-- Start Supplied data --
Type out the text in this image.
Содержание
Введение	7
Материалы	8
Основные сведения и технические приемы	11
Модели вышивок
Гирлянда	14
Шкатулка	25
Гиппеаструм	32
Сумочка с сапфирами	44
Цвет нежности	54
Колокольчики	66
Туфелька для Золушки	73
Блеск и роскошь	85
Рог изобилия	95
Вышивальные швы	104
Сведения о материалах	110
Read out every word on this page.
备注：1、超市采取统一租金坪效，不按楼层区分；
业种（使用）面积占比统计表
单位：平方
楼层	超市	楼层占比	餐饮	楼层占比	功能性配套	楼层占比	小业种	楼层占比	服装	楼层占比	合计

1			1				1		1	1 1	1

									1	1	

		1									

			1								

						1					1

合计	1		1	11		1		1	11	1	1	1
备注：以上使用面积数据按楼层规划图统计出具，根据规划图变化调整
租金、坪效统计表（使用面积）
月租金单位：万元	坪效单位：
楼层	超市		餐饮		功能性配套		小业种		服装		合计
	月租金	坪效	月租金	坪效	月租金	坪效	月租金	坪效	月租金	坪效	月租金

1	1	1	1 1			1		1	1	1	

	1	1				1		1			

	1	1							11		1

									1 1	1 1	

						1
-- End Supplied data --
-- Start Supplied data --
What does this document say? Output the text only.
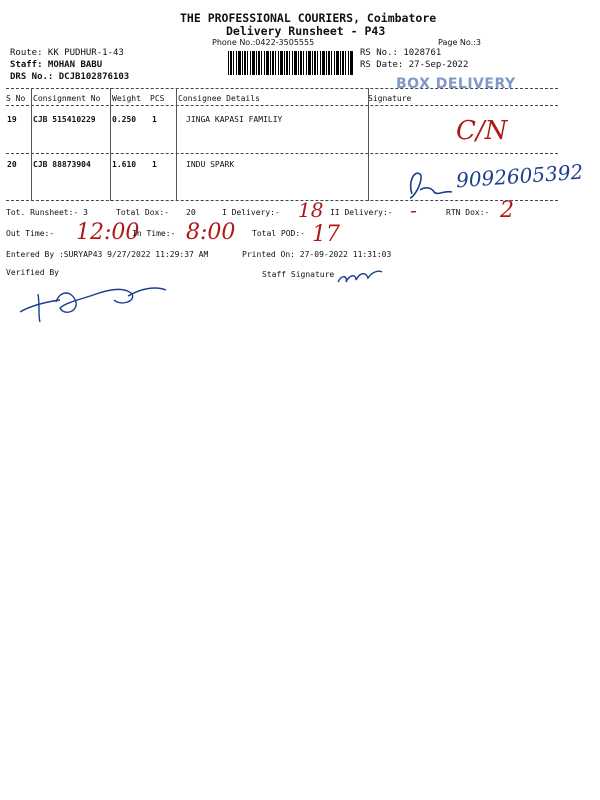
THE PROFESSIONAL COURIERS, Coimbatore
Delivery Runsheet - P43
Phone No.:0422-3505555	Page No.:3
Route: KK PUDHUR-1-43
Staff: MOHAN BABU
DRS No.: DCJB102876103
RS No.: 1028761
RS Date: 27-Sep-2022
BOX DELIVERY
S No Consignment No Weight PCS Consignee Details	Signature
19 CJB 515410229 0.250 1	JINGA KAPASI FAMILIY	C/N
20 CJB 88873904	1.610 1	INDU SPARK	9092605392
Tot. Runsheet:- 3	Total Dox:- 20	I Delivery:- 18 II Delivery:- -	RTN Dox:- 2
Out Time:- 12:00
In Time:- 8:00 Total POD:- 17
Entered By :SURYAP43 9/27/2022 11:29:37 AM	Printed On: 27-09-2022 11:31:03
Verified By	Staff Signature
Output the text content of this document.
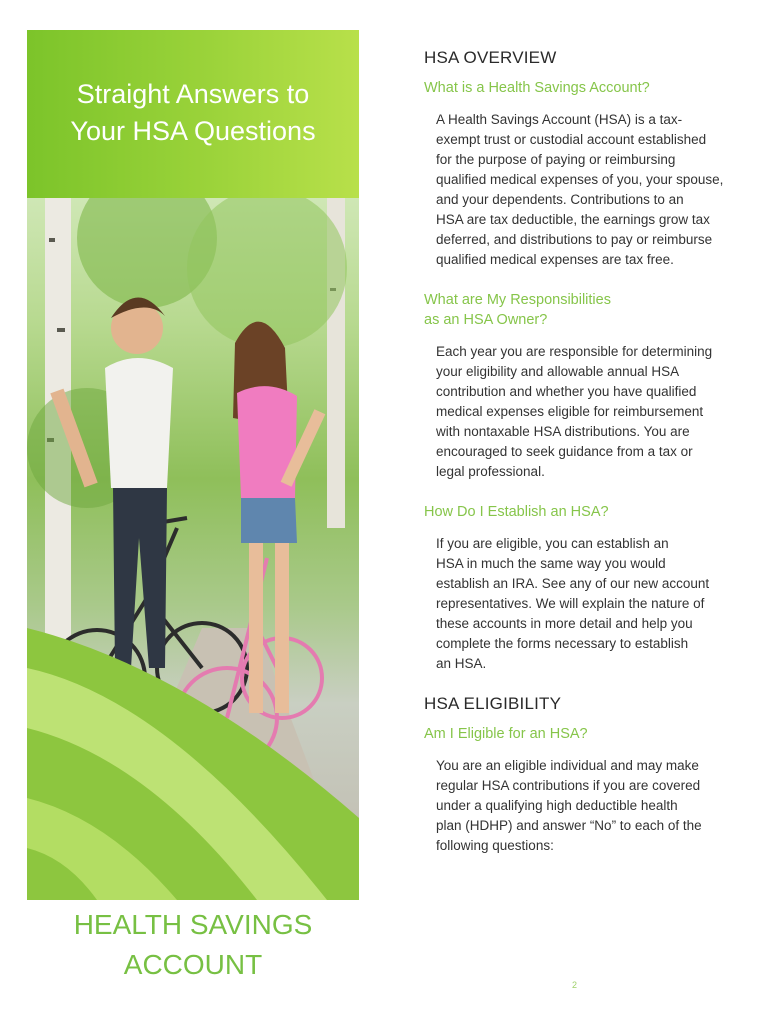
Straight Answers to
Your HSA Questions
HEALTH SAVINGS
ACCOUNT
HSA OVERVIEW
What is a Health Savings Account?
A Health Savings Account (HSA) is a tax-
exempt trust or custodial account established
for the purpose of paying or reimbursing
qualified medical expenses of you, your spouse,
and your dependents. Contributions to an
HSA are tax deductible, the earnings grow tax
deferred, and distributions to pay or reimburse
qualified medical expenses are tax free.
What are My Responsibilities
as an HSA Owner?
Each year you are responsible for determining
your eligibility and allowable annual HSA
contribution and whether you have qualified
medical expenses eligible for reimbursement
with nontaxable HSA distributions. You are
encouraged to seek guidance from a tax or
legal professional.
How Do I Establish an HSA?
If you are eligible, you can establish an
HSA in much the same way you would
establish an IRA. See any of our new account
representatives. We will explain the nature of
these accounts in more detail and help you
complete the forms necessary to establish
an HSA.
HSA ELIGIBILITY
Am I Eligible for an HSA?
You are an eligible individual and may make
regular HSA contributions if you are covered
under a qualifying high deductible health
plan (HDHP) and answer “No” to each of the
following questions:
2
-- End Supplied data --
▸ **Challenge**: Copy out the lines that hold "document".

▸ **Task result**:
What does this document say? Output the text only.
Output the text content of this document.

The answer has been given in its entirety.